Figure record extracts:
══════

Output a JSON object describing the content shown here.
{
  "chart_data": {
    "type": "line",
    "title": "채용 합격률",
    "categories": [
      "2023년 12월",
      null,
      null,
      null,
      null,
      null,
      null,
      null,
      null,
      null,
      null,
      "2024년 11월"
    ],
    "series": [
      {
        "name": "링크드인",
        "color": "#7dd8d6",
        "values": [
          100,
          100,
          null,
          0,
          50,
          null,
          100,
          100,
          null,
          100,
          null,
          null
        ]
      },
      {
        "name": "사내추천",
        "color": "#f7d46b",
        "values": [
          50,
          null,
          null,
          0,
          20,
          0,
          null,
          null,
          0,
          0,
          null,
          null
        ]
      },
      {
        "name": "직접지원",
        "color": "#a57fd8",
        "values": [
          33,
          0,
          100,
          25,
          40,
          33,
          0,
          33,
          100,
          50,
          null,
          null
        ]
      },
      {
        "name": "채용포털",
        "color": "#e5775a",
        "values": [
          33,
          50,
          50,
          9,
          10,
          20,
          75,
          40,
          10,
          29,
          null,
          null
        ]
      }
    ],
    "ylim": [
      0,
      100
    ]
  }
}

══════

TASK GOAL: From the data, list each line in which the string "name" appears.

ANSWER TO THIS EXERCISE:
        "name": "링크드인",
        "name": "사내추천",
        "name": "직접지원",
        "name": "채용포털",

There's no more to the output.